**Material shown:**
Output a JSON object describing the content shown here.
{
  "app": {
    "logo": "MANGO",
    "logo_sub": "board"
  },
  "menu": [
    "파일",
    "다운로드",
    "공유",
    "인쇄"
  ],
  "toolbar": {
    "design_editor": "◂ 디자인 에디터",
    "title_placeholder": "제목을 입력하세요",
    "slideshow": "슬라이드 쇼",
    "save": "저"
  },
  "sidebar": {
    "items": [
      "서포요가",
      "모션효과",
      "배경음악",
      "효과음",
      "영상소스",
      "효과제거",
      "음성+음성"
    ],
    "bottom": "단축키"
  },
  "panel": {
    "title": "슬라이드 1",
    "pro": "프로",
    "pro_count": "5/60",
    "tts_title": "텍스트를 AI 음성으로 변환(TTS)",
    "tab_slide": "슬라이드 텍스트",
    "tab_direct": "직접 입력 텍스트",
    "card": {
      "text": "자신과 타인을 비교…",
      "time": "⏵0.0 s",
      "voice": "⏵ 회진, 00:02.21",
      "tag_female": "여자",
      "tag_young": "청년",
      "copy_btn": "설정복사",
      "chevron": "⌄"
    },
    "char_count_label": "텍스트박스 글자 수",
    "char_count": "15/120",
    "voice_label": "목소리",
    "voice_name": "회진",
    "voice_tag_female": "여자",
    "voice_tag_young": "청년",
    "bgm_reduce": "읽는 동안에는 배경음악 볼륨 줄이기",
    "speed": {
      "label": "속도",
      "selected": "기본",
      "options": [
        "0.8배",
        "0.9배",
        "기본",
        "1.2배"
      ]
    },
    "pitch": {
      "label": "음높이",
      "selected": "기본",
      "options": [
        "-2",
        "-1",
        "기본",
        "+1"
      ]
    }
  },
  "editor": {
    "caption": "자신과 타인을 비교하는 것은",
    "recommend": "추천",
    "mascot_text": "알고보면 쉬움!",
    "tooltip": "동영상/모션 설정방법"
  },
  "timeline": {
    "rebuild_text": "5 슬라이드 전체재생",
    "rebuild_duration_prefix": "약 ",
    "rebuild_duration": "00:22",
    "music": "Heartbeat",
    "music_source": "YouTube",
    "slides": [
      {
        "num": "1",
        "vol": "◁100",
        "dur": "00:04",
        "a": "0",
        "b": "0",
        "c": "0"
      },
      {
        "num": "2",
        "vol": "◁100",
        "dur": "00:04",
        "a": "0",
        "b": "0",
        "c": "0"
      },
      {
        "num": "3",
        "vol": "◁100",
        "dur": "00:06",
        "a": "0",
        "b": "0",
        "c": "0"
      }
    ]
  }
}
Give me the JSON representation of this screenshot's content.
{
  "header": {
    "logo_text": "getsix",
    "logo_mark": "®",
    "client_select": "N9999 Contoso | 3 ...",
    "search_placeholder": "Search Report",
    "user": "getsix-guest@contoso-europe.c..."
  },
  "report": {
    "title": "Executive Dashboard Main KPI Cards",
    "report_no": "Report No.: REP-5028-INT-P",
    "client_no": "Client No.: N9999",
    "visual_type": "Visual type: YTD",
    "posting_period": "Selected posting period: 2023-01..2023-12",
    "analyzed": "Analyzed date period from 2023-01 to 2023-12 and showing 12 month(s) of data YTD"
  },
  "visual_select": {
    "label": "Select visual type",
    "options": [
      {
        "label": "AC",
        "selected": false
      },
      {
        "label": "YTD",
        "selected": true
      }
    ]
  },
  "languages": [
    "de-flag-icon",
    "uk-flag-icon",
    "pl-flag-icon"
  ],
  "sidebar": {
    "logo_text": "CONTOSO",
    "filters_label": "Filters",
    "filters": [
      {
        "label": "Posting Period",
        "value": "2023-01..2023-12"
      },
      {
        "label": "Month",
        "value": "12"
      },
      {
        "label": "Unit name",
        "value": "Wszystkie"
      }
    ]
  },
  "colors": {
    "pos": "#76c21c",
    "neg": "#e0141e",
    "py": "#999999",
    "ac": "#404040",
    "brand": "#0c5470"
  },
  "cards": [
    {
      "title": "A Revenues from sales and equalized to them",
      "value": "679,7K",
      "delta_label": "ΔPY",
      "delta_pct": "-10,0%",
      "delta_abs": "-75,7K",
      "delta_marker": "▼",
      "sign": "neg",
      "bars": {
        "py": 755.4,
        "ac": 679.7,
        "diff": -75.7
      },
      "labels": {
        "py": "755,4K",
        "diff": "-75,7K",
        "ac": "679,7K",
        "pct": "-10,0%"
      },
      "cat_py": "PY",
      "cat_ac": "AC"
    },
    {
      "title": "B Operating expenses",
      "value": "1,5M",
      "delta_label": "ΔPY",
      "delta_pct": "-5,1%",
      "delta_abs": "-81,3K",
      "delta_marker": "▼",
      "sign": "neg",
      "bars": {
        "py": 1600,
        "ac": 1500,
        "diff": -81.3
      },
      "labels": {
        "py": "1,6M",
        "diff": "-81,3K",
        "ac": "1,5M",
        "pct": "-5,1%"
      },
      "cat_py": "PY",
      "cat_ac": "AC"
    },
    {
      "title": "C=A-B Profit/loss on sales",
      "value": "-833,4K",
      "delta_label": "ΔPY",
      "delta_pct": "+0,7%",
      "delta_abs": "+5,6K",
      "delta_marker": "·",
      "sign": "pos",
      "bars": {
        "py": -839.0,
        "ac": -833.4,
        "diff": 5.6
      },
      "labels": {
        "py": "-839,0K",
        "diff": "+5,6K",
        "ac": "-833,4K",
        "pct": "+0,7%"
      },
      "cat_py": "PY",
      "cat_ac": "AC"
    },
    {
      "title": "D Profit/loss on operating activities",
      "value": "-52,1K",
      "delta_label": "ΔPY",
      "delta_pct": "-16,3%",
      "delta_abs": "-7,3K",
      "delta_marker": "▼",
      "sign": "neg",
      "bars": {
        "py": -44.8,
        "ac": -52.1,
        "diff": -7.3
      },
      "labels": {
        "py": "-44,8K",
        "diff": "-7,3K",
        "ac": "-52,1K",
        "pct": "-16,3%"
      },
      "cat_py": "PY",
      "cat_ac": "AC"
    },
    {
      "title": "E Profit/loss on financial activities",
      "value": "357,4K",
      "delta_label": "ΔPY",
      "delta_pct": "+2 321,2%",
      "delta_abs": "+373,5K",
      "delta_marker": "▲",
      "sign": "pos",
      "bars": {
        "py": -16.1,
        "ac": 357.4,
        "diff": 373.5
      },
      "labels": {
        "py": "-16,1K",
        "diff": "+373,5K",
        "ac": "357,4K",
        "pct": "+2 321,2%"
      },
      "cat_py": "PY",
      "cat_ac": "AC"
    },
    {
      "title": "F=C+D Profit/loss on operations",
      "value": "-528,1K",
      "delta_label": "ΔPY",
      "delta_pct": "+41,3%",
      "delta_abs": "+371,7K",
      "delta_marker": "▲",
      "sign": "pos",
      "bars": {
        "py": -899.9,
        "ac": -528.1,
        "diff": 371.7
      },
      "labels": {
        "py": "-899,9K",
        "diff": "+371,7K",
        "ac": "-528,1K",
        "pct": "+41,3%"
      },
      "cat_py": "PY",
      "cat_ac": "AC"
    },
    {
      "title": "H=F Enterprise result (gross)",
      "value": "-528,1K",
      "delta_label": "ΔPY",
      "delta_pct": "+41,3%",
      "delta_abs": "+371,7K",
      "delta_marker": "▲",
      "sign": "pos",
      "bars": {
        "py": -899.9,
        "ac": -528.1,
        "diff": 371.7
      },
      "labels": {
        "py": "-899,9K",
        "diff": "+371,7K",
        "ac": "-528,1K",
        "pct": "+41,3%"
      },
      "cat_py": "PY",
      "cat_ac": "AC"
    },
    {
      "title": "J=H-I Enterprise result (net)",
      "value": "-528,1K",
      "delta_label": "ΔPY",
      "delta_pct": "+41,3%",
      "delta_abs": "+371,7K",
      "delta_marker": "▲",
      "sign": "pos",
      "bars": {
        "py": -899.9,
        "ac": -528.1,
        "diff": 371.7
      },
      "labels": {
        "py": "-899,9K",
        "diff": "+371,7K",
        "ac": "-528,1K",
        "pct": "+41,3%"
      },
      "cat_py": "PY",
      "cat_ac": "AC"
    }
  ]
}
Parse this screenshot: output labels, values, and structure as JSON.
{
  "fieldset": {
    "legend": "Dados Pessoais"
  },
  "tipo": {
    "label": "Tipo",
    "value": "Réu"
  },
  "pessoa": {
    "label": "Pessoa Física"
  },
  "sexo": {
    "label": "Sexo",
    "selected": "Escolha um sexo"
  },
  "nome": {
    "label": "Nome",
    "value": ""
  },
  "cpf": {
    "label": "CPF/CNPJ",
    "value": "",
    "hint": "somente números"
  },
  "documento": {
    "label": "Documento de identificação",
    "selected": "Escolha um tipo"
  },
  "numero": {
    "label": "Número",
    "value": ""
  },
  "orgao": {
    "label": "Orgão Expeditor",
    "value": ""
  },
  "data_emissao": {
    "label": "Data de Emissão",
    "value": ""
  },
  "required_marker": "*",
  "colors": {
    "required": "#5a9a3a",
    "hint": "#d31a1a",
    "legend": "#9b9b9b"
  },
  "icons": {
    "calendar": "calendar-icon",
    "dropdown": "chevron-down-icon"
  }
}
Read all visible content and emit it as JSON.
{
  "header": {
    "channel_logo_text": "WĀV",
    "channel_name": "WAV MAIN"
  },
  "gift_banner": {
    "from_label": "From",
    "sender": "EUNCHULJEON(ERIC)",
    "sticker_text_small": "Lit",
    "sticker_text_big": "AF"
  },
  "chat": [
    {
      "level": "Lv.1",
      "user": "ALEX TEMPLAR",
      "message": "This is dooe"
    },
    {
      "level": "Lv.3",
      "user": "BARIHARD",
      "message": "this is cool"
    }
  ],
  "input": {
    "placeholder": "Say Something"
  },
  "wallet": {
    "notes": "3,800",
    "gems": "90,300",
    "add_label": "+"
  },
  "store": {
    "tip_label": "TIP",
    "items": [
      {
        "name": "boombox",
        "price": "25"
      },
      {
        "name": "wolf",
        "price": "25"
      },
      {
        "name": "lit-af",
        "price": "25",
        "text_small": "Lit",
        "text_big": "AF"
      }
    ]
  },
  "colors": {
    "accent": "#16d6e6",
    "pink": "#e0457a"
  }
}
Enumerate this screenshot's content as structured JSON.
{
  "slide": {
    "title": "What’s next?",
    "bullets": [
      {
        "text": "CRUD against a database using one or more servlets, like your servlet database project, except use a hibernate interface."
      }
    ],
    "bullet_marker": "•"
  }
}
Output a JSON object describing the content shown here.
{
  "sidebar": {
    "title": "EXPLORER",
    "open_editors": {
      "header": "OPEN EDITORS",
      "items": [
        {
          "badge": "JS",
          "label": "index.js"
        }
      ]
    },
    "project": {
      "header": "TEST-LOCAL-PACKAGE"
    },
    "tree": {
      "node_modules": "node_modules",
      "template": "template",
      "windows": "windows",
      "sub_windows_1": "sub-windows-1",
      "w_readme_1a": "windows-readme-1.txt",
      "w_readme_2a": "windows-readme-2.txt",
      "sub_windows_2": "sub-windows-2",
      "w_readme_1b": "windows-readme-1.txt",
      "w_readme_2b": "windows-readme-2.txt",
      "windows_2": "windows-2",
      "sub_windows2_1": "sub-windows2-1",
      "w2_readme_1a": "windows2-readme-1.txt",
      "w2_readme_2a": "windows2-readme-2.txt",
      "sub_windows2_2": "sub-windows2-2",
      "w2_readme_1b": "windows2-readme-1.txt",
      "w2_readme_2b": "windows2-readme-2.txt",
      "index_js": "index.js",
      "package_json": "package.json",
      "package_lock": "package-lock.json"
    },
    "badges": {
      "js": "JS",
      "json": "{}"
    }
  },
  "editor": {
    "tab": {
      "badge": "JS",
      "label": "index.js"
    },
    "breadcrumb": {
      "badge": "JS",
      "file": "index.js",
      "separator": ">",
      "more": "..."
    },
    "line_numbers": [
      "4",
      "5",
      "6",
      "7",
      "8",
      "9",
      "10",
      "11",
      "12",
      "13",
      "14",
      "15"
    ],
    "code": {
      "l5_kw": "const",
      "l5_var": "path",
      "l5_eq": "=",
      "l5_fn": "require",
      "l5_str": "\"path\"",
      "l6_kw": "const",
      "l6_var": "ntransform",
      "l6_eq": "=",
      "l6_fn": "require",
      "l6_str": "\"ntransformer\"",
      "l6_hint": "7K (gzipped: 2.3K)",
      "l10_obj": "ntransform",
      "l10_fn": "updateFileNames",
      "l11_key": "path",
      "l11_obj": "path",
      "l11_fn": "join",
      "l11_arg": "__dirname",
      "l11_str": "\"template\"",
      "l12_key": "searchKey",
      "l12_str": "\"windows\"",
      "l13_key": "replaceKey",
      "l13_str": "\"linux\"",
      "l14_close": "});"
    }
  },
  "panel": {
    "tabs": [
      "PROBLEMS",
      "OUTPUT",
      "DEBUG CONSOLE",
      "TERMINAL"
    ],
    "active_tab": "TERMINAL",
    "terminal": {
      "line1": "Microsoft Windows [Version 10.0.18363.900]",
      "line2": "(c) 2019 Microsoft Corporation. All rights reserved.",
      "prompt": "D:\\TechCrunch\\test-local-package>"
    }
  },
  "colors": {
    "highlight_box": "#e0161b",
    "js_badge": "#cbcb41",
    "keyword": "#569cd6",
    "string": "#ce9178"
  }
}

**The exercise:**
From the data above, show each line that contains "슬라이드".

**Answer to this problem:**
    "slideshow": "슬라이드 쇼",
    "title": "슬라이드 1",
    "tab_slide": "슬라이드 텍스트",
    "rebuild_text": "5 슬라이드 전체재생",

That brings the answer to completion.